RECORDED INFORMATION
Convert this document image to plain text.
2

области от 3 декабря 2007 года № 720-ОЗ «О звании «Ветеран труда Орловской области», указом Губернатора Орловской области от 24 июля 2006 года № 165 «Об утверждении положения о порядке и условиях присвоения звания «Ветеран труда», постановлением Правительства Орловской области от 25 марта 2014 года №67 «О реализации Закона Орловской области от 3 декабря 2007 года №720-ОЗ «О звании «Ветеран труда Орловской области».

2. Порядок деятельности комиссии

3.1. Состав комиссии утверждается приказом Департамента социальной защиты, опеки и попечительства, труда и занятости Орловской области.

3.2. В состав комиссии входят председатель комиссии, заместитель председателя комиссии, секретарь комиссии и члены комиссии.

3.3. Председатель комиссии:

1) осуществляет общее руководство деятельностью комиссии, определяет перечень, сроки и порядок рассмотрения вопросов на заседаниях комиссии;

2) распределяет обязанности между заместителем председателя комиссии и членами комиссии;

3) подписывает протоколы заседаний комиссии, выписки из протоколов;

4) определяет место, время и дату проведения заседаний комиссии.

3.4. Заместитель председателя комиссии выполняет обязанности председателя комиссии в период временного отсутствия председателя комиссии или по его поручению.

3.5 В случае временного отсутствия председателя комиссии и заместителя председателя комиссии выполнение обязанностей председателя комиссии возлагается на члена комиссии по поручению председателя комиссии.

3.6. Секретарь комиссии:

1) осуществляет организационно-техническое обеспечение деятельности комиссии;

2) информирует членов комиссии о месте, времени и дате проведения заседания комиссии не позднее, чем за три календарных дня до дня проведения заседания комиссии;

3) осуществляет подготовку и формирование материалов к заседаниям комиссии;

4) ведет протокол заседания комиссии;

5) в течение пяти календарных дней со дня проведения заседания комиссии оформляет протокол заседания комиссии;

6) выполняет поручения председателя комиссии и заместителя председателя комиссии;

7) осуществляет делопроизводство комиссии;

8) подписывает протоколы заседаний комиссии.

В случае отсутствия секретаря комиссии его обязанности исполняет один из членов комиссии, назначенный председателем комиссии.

DIRECTIVE
Exactly reproduce all of the entries.

EXERCISE RESPONSE
Convert this document image to plain text.
2

области от 3 декабря 2007 года № 720-ОЗ «О звании «Ветеран труда Орловской области», указом Губернатора Орловской области от 24 июля 2006 года № 165 «Об утверждении положения о порядке и условиях присвоения звания «Ветеран труда», постановлением Правительства Орловской области от 25 марта 2014 года №67 «О реализации Закона Орловской области от 3 декабря 2007 года №720-ОЗ «О звании «Ветеран труда Орловской области».

2. Порядок деятельности комиссии

3.1. Состав комиссии утверждается приказом Департамента социальной защиты, опеки и попечительства, труда и занятости Орловской области.

3.2. В состав комиссии входят председатель комиссии, заместитель председателя комиссии, секретарь комиссии и члены комиссии.

3.3. Председатель комиссии:

1) осуществляет общее руководство деятельностью комиссии, определяет перечень, сроки и порядок рассмотрения вопросов на заседаниях комиссии;

2) распределяет обязанности между заместителем председателя комиссии и членами комиссии;

3) подписывает протоколы заседаний комиссии, выписки из протоколов;

4) определяет место, время и дату проведения заседаний комиссии.

3.4. Заместитель председателя комиссии выполняет обязанности председателя комиссии в период временного отсутствия председателя комиссии или по его поручению.

3.5 В случае временного отсутствия председателя комиссии и заместителя председателя комиссии выполнение обязанностей председателя комиссии возлагается на члена комиссии по поручению председателя комиссии.

3.6. Секретарь комиссии:

1) осуществляет организационно-техническое обеспечение деятельности комиссии;

2) информирует членов комиссии о месте, времени и дате проведения заседания комиссии не позднее, чем за три календарных дня до дня проведения заседания комиссии;

3) осуществляет подготовку и формирование материалов к заседаниям комиссии;

4) ведет протокол заседания комиссии;

5) в течение пяти календарных дней со дня проведения заседания комиссии оформляет протокол заседания комиссии;

6) выполняет поручения председателя комиссии и заместителя председателя комиссии;

7) осуществляет делопроизводство комиссии;

8) подписывает протоколы заседаний комиссии.

В случае отсутствия секретаря комиссии его обязанности исполняет один из членов комиссии, назначенный председателем комиссии.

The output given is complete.